**Exercise**
Gather the lines below that include the string "this", copying each in full.

**Data extracted from a collection**
####

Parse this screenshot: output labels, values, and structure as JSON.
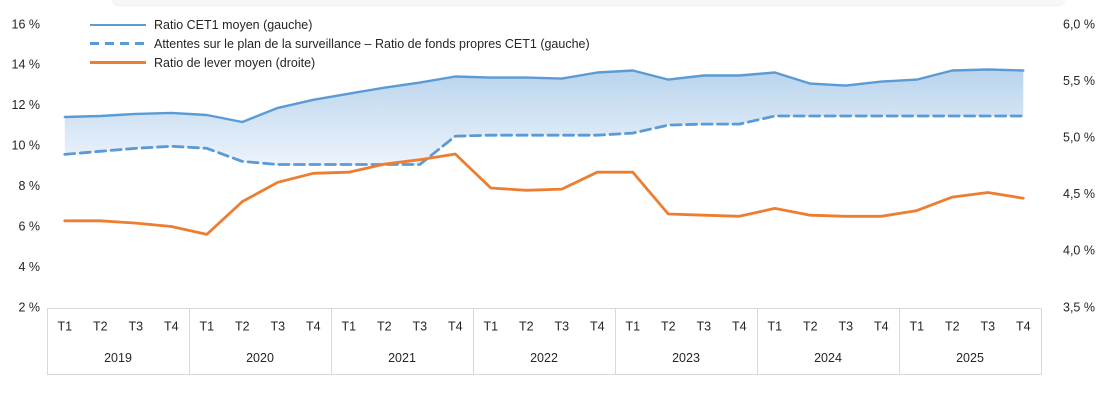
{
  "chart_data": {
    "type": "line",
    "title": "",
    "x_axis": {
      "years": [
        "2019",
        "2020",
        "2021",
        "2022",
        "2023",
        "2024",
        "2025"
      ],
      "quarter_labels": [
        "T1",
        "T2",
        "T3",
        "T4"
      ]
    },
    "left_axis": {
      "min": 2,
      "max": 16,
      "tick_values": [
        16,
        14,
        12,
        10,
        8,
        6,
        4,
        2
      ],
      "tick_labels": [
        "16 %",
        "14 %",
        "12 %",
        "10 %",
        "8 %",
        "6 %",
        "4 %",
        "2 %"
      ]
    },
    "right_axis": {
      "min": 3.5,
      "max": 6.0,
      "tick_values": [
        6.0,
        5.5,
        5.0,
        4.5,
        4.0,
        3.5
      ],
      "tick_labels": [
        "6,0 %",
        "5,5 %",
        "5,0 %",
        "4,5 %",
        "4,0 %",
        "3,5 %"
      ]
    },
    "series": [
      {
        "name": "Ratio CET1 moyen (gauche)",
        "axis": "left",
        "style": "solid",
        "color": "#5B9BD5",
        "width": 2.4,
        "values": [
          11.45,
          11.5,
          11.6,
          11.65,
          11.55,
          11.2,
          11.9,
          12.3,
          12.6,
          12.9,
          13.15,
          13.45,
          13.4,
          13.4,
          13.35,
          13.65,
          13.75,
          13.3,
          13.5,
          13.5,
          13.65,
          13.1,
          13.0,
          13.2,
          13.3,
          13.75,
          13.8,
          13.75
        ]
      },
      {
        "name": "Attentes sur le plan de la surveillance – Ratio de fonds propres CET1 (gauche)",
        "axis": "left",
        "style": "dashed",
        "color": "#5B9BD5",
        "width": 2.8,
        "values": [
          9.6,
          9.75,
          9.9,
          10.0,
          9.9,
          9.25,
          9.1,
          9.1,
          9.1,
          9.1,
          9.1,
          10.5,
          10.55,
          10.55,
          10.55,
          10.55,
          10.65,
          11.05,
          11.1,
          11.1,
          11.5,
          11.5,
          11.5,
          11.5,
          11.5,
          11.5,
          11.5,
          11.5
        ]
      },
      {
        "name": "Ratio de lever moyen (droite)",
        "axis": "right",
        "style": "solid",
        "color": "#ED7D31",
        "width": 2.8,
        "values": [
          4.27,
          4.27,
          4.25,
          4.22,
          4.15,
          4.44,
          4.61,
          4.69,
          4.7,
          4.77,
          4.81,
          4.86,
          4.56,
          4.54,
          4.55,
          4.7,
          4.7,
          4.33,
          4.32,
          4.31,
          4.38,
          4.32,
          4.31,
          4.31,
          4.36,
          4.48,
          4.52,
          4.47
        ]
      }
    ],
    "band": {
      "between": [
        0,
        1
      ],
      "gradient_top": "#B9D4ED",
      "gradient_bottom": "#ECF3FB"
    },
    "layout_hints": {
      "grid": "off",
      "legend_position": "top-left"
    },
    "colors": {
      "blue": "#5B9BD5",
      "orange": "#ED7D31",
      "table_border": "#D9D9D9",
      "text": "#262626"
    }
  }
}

####

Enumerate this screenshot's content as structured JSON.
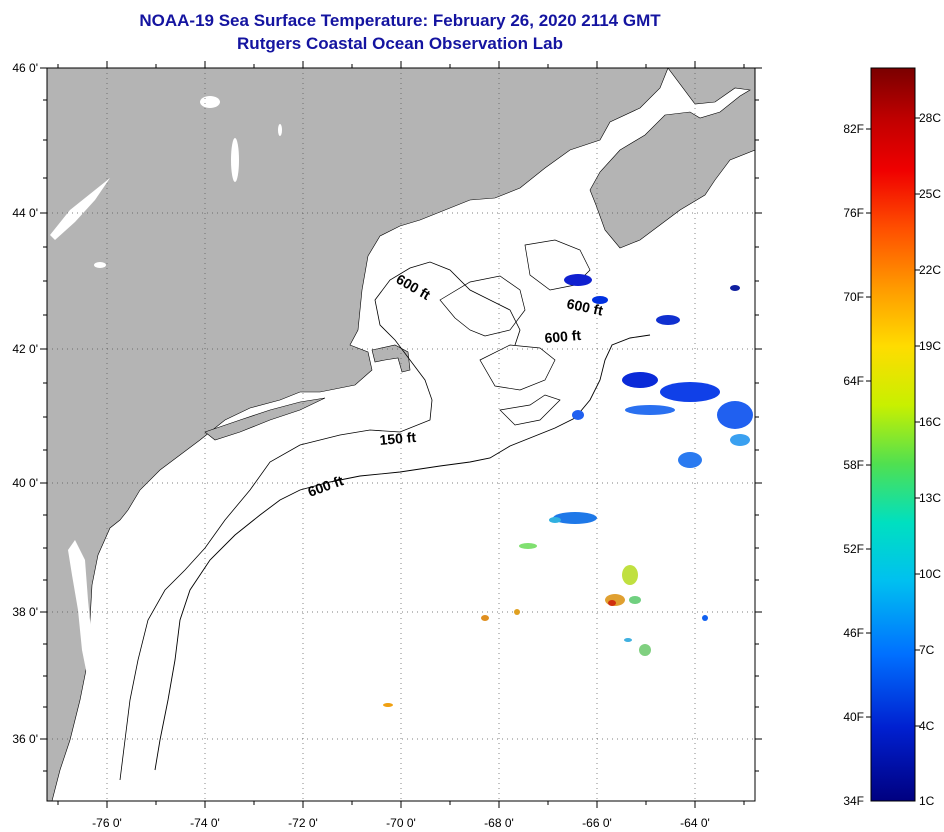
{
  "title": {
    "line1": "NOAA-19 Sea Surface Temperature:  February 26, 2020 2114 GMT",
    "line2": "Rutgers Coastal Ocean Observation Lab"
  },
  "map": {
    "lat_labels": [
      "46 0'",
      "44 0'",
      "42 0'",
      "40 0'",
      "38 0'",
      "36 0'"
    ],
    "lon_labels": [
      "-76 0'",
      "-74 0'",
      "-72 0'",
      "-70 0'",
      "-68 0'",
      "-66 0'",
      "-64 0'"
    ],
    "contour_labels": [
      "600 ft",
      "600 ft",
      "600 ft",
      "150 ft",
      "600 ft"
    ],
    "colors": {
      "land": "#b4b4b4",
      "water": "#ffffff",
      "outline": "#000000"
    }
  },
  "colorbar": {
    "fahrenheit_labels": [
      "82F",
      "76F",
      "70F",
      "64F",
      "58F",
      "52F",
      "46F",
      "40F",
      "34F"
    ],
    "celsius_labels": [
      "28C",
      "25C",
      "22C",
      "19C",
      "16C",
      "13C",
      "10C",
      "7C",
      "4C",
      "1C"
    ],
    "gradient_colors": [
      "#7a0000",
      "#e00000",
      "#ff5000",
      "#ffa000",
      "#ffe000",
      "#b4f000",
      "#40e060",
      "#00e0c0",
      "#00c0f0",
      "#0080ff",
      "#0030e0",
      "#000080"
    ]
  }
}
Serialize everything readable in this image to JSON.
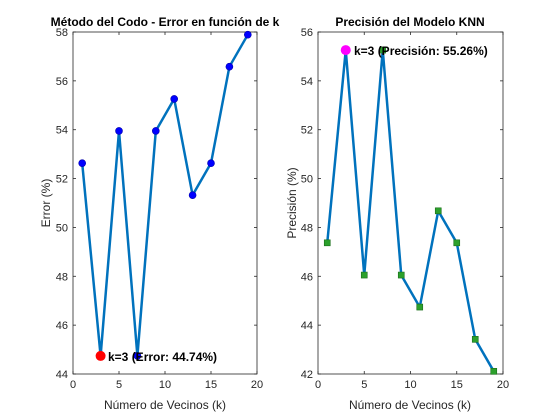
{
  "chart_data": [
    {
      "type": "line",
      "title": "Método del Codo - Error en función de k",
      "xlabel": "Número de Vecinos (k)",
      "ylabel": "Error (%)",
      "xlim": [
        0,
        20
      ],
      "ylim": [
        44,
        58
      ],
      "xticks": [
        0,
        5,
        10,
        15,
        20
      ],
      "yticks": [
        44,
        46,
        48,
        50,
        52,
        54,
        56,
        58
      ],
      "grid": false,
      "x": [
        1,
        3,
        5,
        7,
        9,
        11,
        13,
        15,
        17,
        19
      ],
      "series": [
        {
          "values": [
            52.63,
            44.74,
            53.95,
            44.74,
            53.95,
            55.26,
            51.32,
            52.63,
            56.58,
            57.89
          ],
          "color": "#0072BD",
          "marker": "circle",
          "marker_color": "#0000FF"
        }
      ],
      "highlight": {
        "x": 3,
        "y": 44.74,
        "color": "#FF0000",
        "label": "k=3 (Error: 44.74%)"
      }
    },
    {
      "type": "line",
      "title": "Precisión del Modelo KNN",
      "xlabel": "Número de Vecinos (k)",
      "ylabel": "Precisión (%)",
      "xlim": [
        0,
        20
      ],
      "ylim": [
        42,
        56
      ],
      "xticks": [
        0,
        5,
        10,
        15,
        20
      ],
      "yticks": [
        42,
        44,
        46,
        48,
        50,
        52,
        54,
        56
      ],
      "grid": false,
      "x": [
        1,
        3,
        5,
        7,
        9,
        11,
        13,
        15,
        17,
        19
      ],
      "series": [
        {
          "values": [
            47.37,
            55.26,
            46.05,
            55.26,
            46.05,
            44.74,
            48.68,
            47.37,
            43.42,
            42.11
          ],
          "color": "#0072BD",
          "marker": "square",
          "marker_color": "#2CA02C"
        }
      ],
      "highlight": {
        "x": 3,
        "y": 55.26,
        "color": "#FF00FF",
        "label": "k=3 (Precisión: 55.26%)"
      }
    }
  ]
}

####

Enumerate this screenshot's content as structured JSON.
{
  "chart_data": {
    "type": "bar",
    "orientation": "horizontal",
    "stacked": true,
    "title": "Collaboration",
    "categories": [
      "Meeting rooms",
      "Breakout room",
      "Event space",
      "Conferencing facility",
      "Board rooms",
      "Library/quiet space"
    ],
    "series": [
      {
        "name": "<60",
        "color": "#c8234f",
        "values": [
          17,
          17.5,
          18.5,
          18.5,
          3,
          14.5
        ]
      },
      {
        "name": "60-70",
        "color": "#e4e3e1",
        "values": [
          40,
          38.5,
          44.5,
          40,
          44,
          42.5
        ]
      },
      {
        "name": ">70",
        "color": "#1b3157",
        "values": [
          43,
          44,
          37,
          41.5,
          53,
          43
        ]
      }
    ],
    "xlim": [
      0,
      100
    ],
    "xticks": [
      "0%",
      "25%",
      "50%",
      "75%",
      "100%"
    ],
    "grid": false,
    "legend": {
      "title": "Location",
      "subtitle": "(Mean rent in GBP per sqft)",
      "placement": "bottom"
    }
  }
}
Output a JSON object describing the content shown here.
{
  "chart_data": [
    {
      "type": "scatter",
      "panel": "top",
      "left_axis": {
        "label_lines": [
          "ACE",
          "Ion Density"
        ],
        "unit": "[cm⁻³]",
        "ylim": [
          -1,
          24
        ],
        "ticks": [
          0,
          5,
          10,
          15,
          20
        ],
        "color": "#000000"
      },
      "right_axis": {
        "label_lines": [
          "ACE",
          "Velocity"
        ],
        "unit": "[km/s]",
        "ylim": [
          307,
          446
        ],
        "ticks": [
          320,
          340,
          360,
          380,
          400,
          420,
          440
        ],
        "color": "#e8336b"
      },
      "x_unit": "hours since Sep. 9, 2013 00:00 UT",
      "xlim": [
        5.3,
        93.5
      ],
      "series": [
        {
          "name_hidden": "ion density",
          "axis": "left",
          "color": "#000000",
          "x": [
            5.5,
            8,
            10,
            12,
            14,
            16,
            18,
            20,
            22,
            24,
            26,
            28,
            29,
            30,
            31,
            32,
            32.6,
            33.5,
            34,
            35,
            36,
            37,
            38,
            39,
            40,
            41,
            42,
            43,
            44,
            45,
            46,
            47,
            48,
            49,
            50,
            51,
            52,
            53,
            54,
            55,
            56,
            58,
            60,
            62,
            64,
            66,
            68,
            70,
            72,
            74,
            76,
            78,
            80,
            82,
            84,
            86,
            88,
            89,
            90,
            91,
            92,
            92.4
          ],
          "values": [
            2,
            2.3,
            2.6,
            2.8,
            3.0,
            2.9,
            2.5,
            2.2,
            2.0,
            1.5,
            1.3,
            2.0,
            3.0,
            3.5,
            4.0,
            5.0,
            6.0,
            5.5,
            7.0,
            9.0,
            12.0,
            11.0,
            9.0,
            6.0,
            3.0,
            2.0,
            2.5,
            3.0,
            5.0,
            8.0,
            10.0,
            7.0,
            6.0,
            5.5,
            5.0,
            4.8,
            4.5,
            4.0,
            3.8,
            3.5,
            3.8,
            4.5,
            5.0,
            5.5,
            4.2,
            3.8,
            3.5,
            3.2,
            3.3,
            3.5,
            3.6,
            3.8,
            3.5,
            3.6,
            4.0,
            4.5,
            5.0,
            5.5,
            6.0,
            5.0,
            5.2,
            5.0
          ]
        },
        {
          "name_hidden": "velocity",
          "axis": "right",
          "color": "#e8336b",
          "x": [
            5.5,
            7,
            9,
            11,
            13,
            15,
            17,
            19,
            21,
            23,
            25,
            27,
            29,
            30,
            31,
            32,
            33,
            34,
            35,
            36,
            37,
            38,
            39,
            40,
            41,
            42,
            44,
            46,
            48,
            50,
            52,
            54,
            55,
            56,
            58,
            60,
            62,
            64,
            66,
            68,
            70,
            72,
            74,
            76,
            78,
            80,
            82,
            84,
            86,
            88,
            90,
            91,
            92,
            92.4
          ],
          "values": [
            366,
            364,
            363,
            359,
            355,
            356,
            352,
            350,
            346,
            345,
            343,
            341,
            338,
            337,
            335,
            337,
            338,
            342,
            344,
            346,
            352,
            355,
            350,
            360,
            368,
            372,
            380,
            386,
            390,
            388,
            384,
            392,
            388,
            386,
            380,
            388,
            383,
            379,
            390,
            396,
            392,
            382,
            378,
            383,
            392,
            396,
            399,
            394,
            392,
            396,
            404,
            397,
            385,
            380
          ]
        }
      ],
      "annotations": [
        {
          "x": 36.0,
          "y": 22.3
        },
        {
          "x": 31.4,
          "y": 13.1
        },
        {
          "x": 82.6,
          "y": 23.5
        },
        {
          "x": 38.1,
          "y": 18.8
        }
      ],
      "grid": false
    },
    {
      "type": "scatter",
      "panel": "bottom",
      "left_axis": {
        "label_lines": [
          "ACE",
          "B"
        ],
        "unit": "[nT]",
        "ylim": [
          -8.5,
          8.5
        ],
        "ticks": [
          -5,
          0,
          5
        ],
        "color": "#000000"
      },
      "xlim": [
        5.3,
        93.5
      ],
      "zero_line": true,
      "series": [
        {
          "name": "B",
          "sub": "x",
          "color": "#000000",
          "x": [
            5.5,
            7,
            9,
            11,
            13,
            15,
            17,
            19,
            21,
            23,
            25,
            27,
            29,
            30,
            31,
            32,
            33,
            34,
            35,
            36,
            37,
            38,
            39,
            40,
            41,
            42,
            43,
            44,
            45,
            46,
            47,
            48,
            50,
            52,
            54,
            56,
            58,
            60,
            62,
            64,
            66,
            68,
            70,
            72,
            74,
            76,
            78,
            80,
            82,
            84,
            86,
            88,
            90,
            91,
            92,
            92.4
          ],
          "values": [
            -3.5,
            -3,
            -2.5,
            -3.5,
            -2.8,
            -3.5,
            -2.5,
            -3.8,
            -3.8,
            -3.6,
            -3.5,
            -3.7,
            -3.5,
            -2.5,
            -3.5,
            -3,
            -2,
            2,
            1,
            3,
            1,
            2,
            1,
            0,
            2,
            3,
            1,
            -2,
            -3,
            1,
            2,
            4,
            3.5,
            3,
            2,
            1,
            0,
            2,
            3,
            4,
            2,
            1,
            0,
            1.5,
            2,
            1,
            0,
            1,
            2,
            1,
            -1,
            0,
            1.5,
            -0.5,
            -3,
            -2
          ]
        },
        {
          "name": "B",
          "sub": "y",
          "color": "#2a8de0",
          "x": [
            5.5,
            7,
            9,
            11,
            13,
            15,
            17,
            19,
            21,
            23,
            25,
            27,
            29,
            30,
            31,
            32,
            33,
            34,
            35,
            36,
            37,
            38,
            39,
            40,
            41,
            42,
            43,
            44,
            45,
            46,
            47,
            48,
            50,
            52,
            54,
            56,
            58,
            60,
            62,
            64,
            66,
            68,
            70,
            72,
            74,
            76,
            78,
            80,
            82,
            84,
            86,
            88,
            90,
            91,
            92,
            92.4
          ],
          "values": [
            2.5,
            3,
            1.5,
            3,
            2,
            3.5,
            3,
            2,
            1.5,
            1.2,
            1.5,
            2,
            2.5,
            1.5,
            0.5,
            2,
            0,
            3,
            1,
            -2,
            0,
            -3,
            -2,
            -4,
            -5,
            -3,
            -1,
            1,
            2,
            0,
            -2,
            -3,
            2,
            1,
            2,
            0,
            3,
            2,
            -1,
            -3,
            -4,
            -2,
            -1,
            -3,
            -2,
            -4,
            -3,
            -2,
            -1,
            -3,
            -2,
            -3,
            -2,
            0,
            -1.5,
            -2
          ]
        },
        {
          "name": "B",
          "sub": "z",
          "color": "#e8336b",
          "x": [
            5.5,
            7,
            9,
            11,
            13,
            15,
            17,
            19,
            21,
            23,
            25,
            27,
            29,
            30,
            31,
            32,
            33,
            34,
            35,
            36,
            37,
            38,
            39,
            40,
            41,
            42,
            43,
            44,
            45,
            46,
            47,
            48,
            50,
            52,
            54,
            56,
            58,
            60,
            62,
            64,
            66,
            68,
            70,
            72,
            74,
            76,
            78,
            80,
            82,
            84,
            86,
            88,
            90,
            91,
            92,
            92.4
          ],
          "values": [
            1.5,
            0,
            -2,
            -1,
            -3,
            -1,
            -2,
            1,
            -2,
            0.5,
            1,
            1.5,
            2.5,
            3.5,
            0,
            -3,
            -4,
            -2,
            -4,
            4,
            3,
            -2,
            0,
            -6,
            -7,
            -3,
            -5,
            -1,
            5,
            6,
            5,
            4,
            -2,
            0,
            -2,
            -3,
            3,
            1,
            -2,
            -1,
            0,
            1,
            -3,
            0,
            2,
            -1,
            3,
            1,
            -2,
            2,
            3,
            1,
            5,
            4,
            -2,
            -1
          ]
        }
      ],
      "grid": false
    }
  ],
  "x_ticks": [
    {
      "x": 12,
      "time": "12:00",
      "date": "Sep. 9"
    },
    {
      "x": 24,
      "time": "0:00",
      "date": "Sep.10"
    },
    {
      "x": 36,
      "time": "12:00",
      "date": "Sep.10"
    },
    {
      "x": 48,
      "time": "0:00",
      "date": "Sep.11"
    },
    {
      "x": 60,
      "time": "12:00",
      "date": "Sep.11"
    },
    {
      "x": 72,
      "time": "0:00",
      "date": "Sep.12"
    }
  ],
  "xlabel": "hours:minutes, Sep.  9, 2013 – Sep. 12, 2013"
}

####

**Task output**
Parse this screenshot: output labels, values, and structure as JSON.
Enumerate this screenshot's content as structured JSON.
Serialize everything readable in this image to JSON.
Enumerate this screenshot's content as structured JSON.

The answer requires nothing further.